- [Written request]: Read the records below. Copy each line where the string "JSON" occurs.

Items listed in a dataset
————————
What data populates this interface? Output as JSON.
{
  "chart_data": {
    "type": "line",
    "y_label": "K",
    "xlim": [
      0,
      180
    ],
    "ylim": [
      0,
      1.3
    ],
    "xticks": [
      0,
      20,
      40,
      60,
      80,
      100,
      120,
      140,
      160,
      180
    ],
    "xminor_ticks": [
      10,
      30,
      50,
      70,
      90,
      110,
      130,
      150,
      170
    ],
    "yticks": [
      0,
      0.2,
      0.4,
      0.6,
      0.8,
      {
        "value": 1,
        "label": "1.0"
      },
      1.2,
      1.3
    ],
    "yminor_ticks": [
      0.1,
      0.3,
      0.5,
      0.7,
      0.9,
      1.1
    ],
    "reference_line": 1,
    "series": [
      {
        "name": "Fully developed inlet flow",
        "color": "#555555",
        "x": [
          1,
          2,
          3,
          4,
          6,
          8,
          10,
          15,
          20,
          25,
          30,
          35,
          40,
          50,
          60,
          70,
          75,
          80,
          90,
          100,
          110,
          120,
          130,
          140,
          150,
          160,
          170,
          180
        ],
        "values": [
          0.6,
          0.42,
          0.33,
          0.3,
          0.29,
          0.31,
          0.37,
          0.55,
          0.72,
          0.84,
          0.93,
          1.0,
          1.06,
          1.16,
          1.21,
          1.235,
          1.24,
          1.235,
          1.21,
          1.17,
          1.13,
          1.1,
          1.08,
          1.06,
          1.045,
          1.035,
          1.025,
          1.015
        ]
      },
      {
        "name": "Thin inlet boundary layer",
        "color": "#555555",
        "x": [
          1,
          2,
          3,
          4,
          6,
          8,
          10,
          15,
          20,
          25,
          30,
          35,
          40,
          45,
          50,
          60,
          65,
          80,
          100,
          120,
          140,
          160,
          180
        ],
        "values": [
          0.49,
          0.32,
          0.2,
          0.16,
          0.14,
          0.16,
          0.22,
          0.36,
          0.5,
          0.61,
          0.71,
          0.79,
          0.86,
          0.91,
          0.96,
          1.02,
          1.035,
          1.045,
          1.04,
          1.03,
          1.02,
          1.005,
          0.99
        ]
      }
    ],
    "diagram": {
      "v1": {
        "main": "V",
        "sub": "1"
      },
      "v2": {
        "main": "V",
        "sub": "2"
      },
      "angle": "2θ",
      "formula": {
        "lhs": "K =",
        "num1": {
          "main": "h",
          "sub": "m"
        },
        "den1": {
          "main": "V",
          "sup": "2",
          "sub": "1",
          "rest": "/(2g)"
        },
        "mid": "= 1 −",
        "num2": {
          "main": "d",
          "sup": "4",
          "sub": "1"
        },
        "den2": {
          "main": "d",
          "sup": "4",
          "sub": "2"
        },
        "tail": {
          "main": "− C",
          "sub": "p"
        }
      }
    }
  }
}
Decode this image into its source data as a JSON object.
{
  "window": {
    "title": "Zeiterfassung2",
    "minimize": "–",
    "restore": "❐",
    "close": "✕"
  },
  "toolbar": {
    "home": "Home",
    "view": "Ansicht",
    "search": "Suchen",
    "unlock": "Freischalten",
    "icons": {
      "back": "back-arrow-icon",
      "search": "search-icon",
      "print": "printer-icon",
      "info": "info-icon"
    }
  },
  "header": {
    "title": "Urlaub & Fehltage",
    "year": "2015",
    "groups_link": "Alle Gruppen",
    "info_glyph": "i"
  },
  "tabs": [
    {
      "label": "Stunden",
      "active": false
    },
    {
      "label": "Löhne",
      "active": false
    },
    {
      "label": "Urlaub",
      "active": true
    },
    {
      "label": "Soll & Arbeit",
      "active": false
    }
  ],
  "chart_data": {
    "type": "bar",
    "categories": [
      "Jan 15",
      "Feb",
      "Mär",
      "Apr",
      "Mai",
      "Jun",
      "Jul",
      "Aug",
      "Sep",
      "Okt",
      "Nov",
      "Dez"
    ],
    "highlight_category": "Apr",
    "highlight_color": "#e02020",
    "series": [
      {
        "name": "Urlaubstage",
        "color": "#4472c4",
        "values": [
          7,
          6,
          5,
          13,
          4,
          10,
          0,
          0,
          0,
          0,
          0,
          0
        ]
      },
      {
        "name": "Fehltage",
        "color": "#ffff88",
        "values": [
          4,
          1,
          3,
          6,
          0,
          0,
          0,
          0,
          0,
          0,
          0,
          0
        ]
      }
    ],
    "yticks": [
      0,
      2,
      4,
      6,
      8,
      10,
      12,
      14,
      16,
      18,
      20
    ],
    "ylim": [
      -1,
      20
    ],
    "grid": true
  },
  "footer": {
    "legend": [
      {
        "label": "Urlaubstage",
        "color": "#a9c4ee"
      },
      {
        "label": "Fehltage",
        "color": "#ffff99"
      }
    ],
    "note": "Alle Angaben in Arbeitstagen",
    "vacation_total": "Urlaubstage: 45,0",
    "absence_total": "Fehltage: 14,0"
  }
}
————————
- [Exercise output]:
What data populates this interface? Output as JSON.
Decode this image into its source data as a JSON object.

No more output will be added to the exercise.